[WRITTEN TASK]
Give only the number of lines in these records that contain the word "нашим".

━━━ EXTRACTED MATERIAL ━━━

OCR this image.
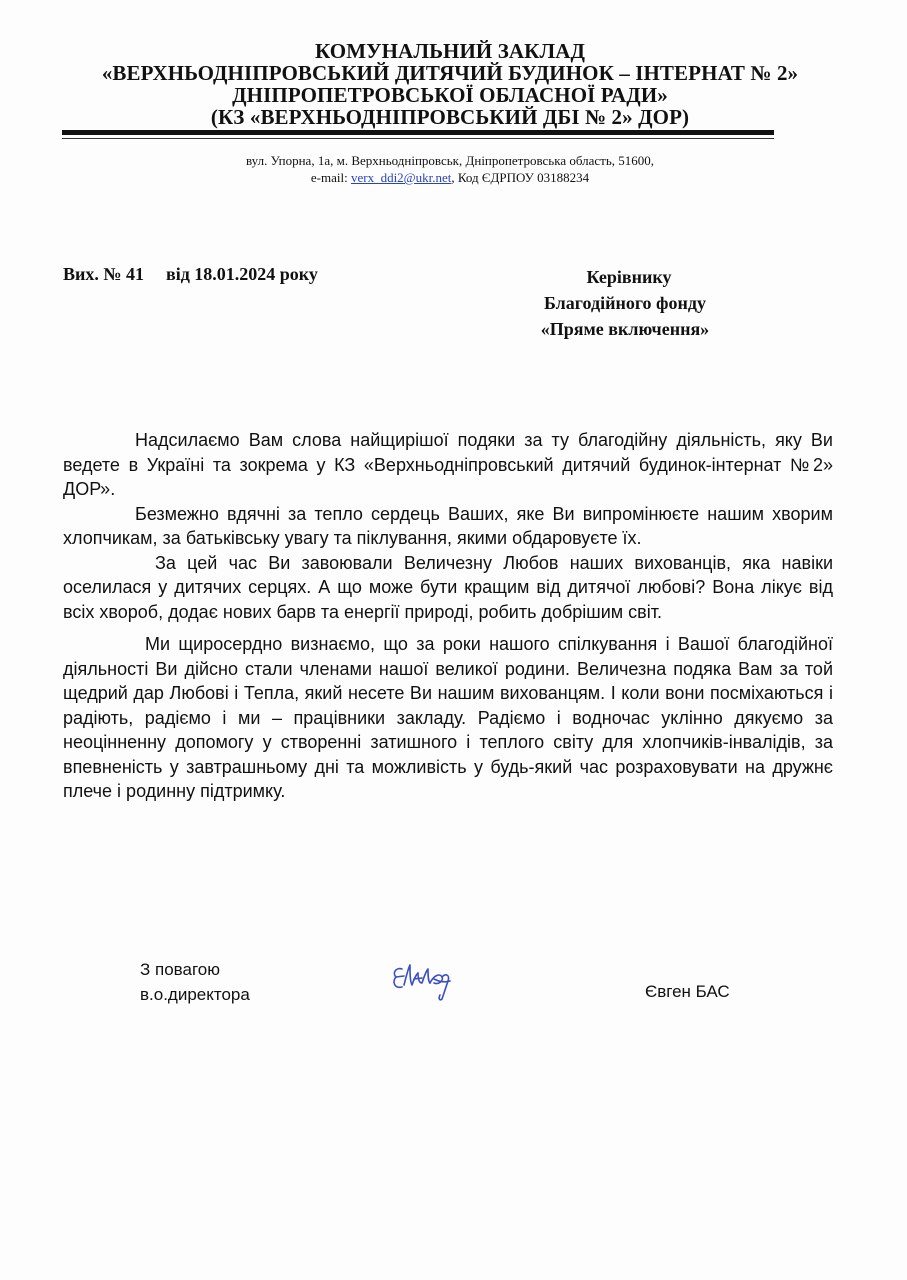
КОМУНАЛЬНИЙ ЗАКЛАД
«ВЕРХНЬОДНІПРОВСЬКИЙ ДИТЯЧИЙ БУДИНОК – ІНТЕРНАТ № 2»
ДНІПРОПЕТРОВСЬКОЇ ОБЛАСНОЇ РАДИ»
(КЗ «ВЕРХНЬОДНІПРОВСЬКИЙ ДБІ № 2» ДОР)
вул. Упорна, 1а, м. Верхньодніпровськ, Дніпропетровська область, 51600,
e-mail: verx_ddi2@ukr.net, Код ЄДРПОУ 03188234
Вих. № 41 від 18.01.2024 року	Керівнику
Благодійного фонду
«Пряме включення»

Надсилаємо Вам слова найщирішої подяки за ту благодійну діяльність, яку Ви ведете в Україні та зокрема у КЗ «Верхньодніпровський дитячий будинок-інтернат №2» ДОР».

Безмежно вдячні за тепло сердець Ваших, яке Ви випромінюєте нашим хворим хлопчикам, за батьківську увагу та піклування, якими обдаровуєте їх.

За цей час Ви завоювали Величезну Любов наших вихованців, яка навіки оселилася у дитячих серцях. А що може бути кращим від дитячої любові? Вона лікує від всіх хвороб, додає нових барв та енергії природі, робить добрішим світ.

Ми щиросердно визнаємо, що за роки нашого спілкування і Вашої благодійної діяльності Ви дійсно стали членами нашої великої родини. Величезна подяка Вам за той щедрий дар Любові і Тепла, який несете Ви нашим вихованцям. І коли вони посміхаються і радіють, радіємо і ми – працівники закладу. Радіємо і водночас уклінно дякуємо за неоцінненну допомогу у створенні затишного і теплого світу для хлопчиків-інвалідів, за впевненість у завтрашньому дні та можливість у будь-який час розраховувати на дружнє плече і родинну підтримку.

З повагою
в.о.директора	Євген БАС
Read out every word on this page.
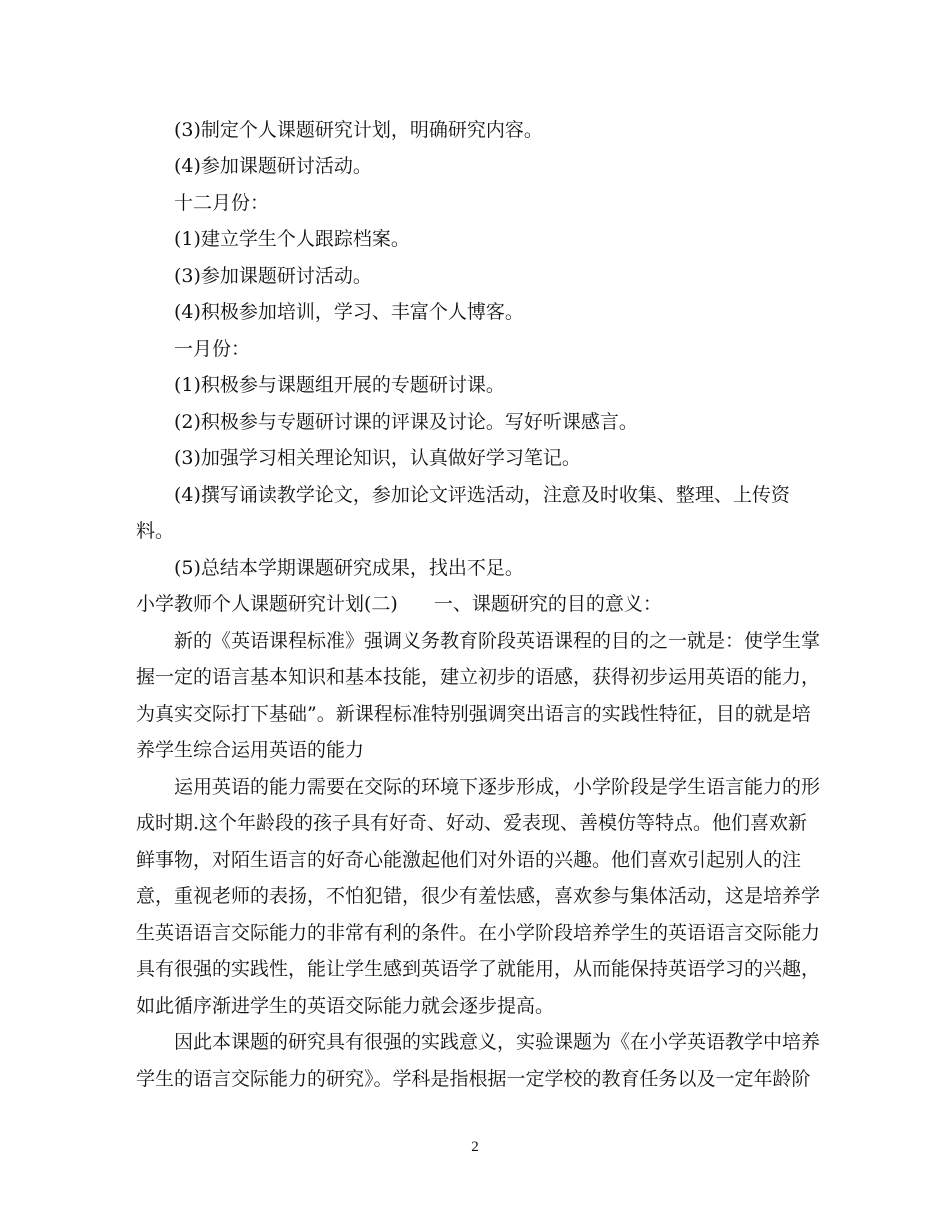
(3)制定个人课题研究计划，明确研究内容。
(4)参加课题研讨活动。
十二月份：
(1)建立学生个人跟踪档案。
(3)参加课题研讨活动。
(4)积极参加培训，学习、丰富个人博客。
一月份：
(1)积极参与课题组开展的专题研讨课。
(2)积极参与专题研讨课的评课及讨论。写好听课感言。
(3)加强学习相关理论知识，认真做好学习笔记。
(4)撰写诵读教学论文，参加论文评选活动，注意及时收集、整理、上传资
料。
(5)总结本学期课题研究成果，找出不足。
小学教师个人课题研究计划(二) 一、课题研究的目的意义：
新的《英语课程标准》强调义务教育阶段英语课程的目的之一就是：使学生掌
握一定的语言基本知识和基本技能，建立初步的语感，获得初步运用英语的能力，
为真实交际打下基础”。新课程标准特别强调突出语言的实践性特征，目的就是培
养学生综合运用英语的能力
运用英语的能力需要在交际的环境下逐步形成，小学阶段是学生语言能力的形
成时期.这个年龄段的孩子具有好奇、好动、爱表现、善模仿等特点。他们喜欢新
鲜事物，对陌生语言的好奇心能激起他们对外语的兴趣。他们喜欢引起别人的注
意，重视老师的表扬，不怕犯错，很少有羞怯感，喜欢参与集体活动，这是培养学
生英语语言交际能力的非常有利的条件。在小学阶段培养学生的英语语言交际能力
具有很强的实践性，能让学生感到英语学了就能用，从而能保持英语学习的兴趣，
如此循序渐进学生的英语交际能力就会逐步提高。
因此本课题的研究具有很强的实践意义，实验课题为《在小学英语教学中培养
学生的语言交际能力的研究》。学科是指根据一定学校的教育任务以及一定年龄阶
2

━━━

[RIGHT ANSWER]
2